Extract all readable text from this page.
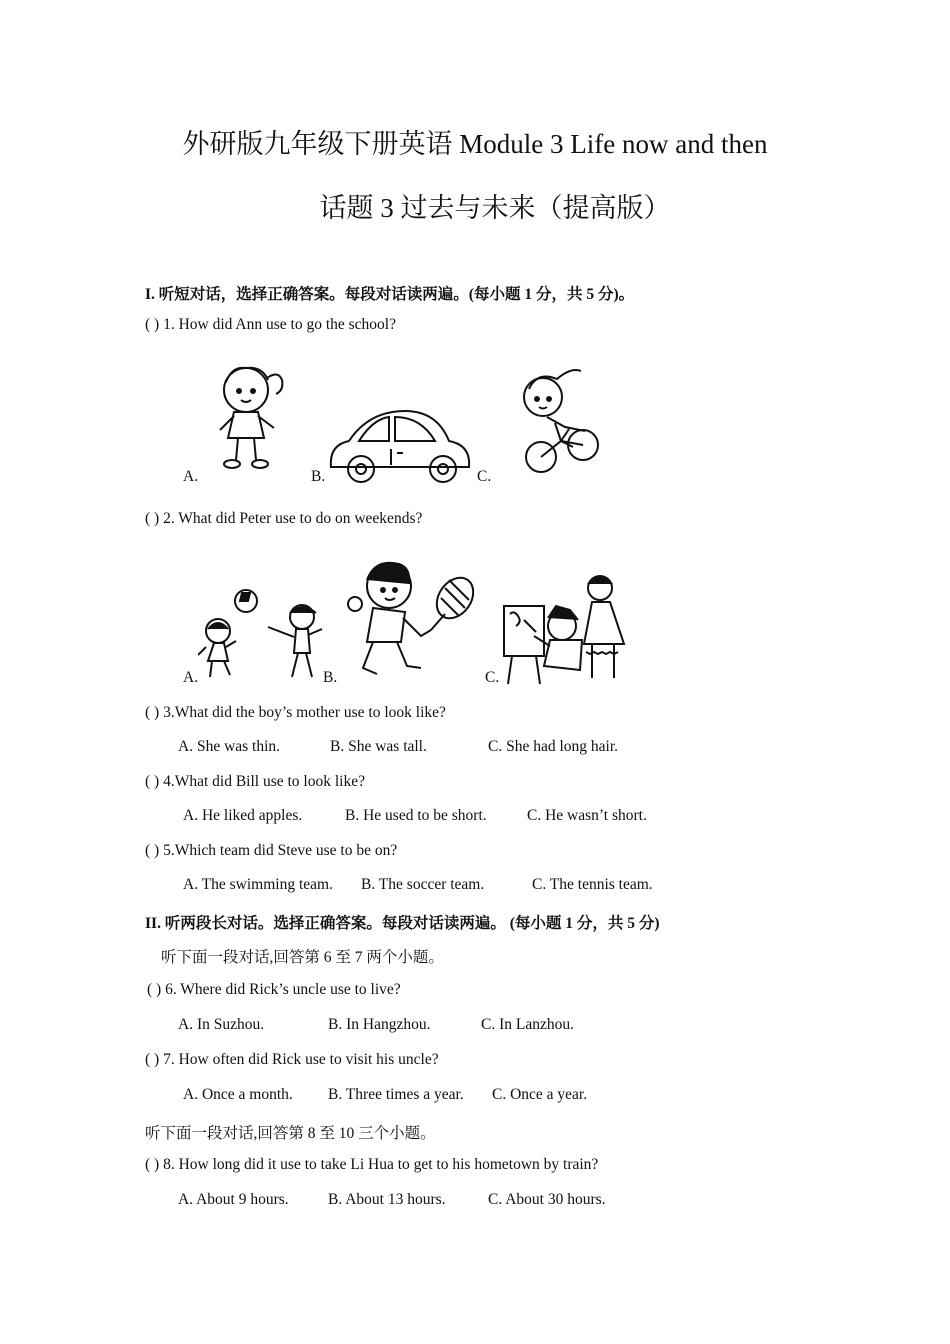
外研版九年级下册英语 Module 3 Life now and then
话题 3 过去与未来（提高版）
I. 听短对话，选择正确答案。每段对话读两遍。(每小题 1 分，共 5 分)。
( ) 1. How did Ann use to go the school?
A.	B.	C.
( ) 2. What did Peter use to do on weekends?
A.	B.	C.
( ) 3.What did the boy’s mother use to look like?
A. She was thin.	B. She was tall.	C. She had long hair.
( ) 4.What did Bill use to look like?
A. He liked apples.	B. He used to be short.	C. He wasn’t short.
( ) 5.Which team did Steve use to be on?
A. The swimming team. B. The soccer team.	C. The tennis team.
II. 听两段长对话。选择正确答案。每段对话读两遍。 (每小题 1 分，共 5 分)
听下面一段对话,回答第 6 至 7 两个小题。
( ) 6. Where did Rick’s uncle use to live?
A. In Suzhou.	B. In Hangzhou.	C. In Lanzhou.
( ) 7. How often did Rick use to visit his uncle?
A. Once a month. B. Three times a year. C. Once a year.
听下面一段对话,回答第 8 至 10 三个小题。
( ) 8. How long did it use to take Li Hua to get to his hometown by train?
A. About 9 hours.	B. About 13 hours.	C. About 30 hours.
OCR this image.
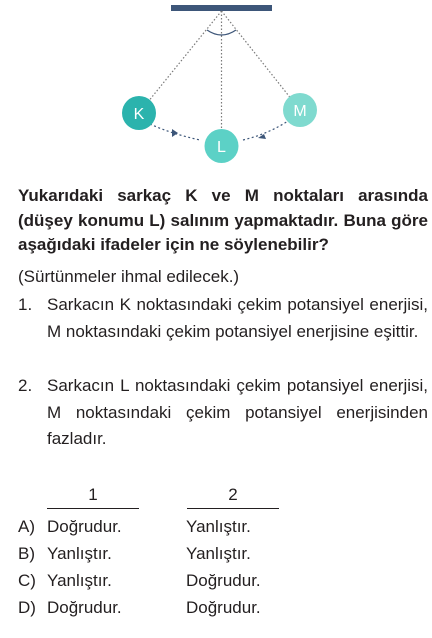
K
L
M

Yukarıdaki sarkaç K ve M noktaları arasında (düşey konumu L) salınım yapmaktadır. Buna göre aşağıdaki ifadeler için ne söylenebilir?

(Sürtünmeler ihmal edilecek.)

1. Sarkacın K noktasındaki çekim potansiyel enerjisi, M noktasındaki çekim potansiyel enerjisine eşittir.
2. Sarkacın L noktasındaki çekim potansiyel enerjisi, M noktasındaki çekim potansiyel enerjisinden fazladır.
1	2
A) Doğrudur.	Yanlıştır.
B) Yanlıştır.	Yanlıştır.
C) Yanlıştır.	Doğrudur.
D) Doğrudur.	Doğrudur.
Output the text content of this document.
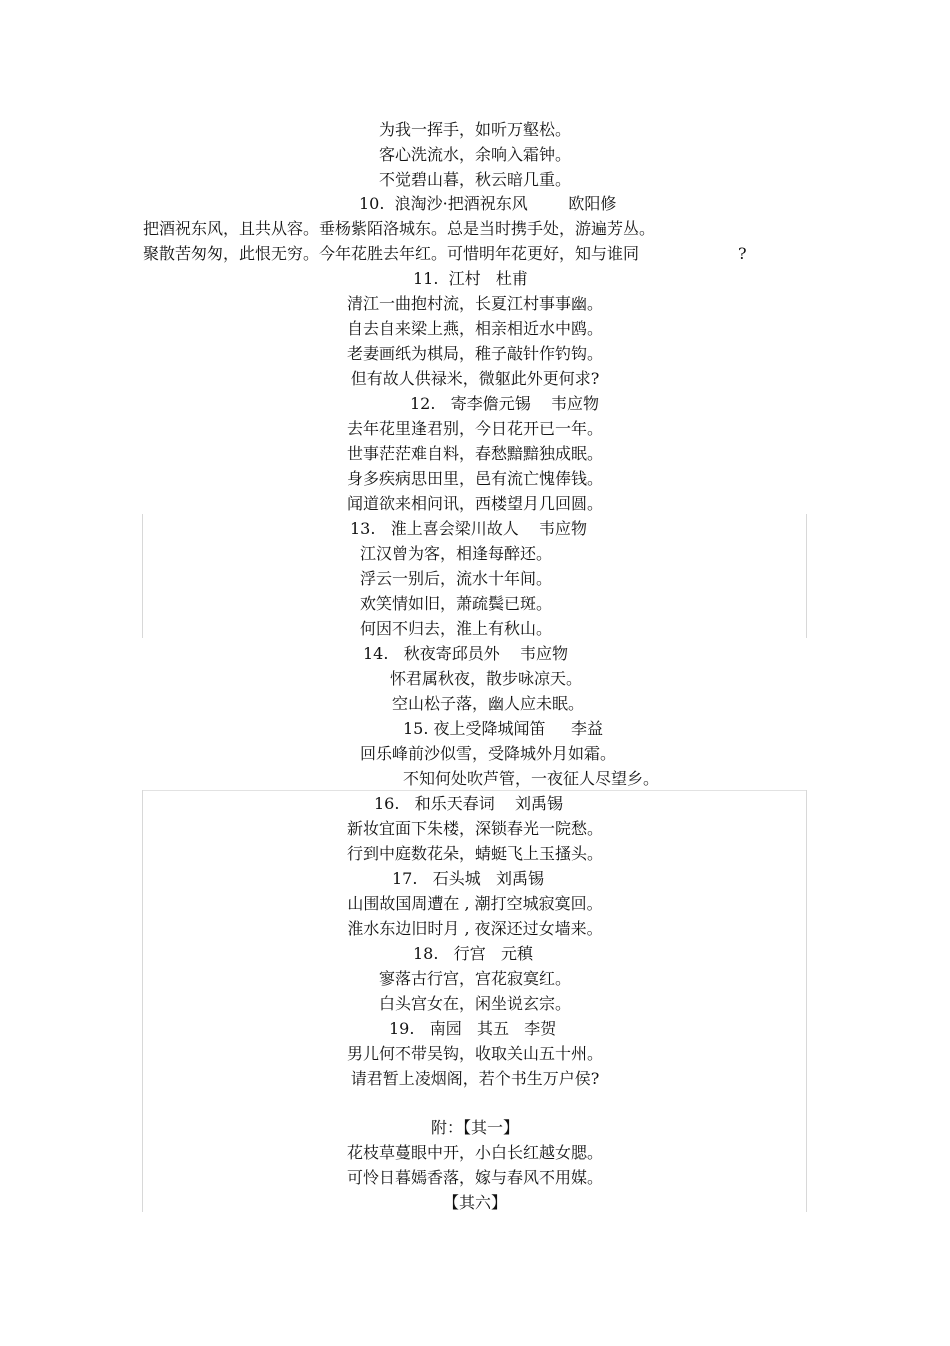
为我一挥手，如听万壑松。
客心洗流水，余响入霜钟。
不觉碧山暮，秋云暗几重。
10.  浪淘沙·把酒祝东风        欧阳修
把酒祝东风，且共从容。垂杨紫陌洛城东。总是当时携手处，游遍芳丛。
聚散苦匆匆，此恨无穷。今年花胜去年红。可惜明年花更好，知与谁同	?
11.  江村   杜甫
清江一曲抱村流，长夏江村事事幽。
自去自来梁上燕，相亲相近水中鸥。
老妻画纸为棋局，稚子敲针作钓钩。
但有故人供禄米，微躯此外更何求?
12.   寄李儋元锡    韦应物
去年花里逢君别，今日花开已一年。
世事茫茫难自料，春愁黯黯独成眠。
身多疾病思田里，邑有流亡愧俸钱。
闻道欲来相问讯，西楼望月几回圆。
13.   淮上喜会梁川故人    韦应物
江汉曾为客，相逢每醉还。
浮云一别后，流水十年间。
欢笑情如旧，萧疏鬓已斑。
何因不归去，淮上有秋山。
14.   秋夜寄邱员外    韦应物
怀君属秋夜，散步咏凉天。
空山松子落，幽人应未眠。
15. 夜上受降城闻笛     李益
回乐峰前沙似雪，受降城外月如霜。
不知何处吹芦管，一夜征人尽望乡。
16.   和乐天春词    刘禹锡
新妆宜面下朱楼，深锁春光一院愁。
行到中庭数花朵，蜻蜓飞上玉搔头。
17.   石头城   刘禹锡
山围故国周遭在 , 潮打空城寂寞回。
淮水东边旧时月 , 夜深还过女墙来。
18.   行宫   元稹
寥落古行宫，宫花寂寞红。
白头宫女在，闲坐说玄宗。
19.   南园   其五   李贺
男儿何不带吴钩，收取关山五十州。
请君暂上凌烟阁，若个书生万户侯?
附：【其一】
花枝草蔓眼中开，小白长红越女腮。
可怜日暮嫣香落，嫁与春风不用媒。
【其六】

### WHAT YOU SHOULD DO
Reproduce the listing above exactly, excluding all pictures.

### FINISHED TASK
Extract all readable text from this page.
外研版九年级下册英语 Module 3 Life now and then
话题 3 过去与未来（提高版）
I. 听短对话，选择正确答案。每段对话读两遍。(每小题 1 分，共 5 分)。
( ) 1. How did Ann use to go the school?
A.	B.	C.
( ) 2. What did Peter use to do on weekends?
A.	B.	C.
( ) 3.What did the boy’s mother use to look like?
A. She was thin.	B. She was tall.	C. She had long hair.
( ) 4.What did Bill use to look like?
A. He liked apples.	B. He used to be short.	C. He wasn’t short.
( ) 5.Which team did Steve use to be on?
A. The swimming team. B. The soccer team.	C. The tennis team.
II. 听两段长对话。选择正确答案。每段对话读两遍。 (每小题 1 分，共 5 分)
听下面一段对话,回答第 6 至 7 两个小题。
( ) 6. Where did Rick’s uncle use to live?
A. In Suzhou.	B. In Hangzhou.	C. In Lanzhou.
( ) 7. How often did Rick use to visit his uncle?
A. Once a month. B. Three times a year. C. Once a year.
听下面一段对话,回答第 8 至 10 三个小题。
( ) 8. How long did it use to take Li Hua to get to his hometown by train?
A. About 9 hours.	B. About 13 hours.	C. About 30 hours.
OCR this image.
K
L
M

Yukarıdaki sarkaç K ve M noktaları arasında (düşey konumu L) salınım yapmaktadır. Buna göre aşağıdaki ifadeler için ne söylenebilir?

(Sürtünmeler ihmal edilecek.)

1. Sarkacın K noktasındaki çekim potansiyel enerjisi, M noktasındaki çekim potansiyel enerjisine eşittir.
2. Sarkacın L noktasındaki çekim potansiyel enerjisi, M noktasındaki çekim potansiyel enerjisinden fazladır.
1	2
A) Doğrudur.	Yanlıştır.
B) Yanlıştır.	Yanlıştır.
C) Yanlıştır.	Doğrudur.
D) Doğrudur.	Doğrudur.
Output the text content of this document.
为我一挥手，如听万壑松。
客心洗流水，余响入霜钟。
不觉碧山暮，秋云暗几重。
10.  浪淘沙·把酒祝东风        欧阳修
把酒祝东风，且共从容。垂杨紫陌洛城东。总是当时携手处，游遍芳丛。
聚散苦匆匆，此恨无穷。今年花胜去年红。可惜明年花更好，知与谁同	?
11.  江村   杜甫
清江一曲抱村流，长夏江村事事幽。
自去自来梁上燕，相亲相近水中鸥。
老妻画纸为棋局，稚子敲针作钓钩。
但有故人供禄米，微躯此外更何求?
12.   寄李儋元锡    韦应物
去年花里逢君别，今日花开已一年。
世事茫茫难自料，春愁黯黯独成眠。
身多疾病思田里，邑有流亡愧俸钱。
闻道欲来相问讯，西楼望月几回圆。
13.   淮上喜会梁川故人    韦应物
江汉曾为客，相逢每醉还。
浮云一别后，流水十年间。
欢笑情如旧，萧疏鬓已斑。
何因不归去，淮上有秋山。
14.   秋夜寄邱员外    韦应物
怀君属秋夜，散步咏凉天。
空山松子落，幽人应未眠。
15. 夜上受降城闻笛     李益
回乐峰前沙似雪，受降城外月如霜。
不知何处吹芦管，一夜征人尽望乡。
16.   和乐天春词    刘禹锡
新妆宜面下朱楼，深锁春光一院愁。
行到中庭数花朵，蜻蜓飞上玉搔头。
17.   石头城   刘禹锡
山围故国周遭在 , 潮打空城寂寞回。
淮水东边旧时月 , 夜深还过女墙来。
18.   行宫   元稹
寥落古行宫，宫花寂寞红。
白头宫女在，闲坐说玄宗。
19.   南园   其五   李贺
男儿何不带吴钩，收取关山五十州。
请君暂上凌烟阁，若个书生万户侯?
附：【其一】
花枝草蔓眼中开，小白长红越女腮。
可怜日暮嫣香落，嫁与春风不用媒。
【其六】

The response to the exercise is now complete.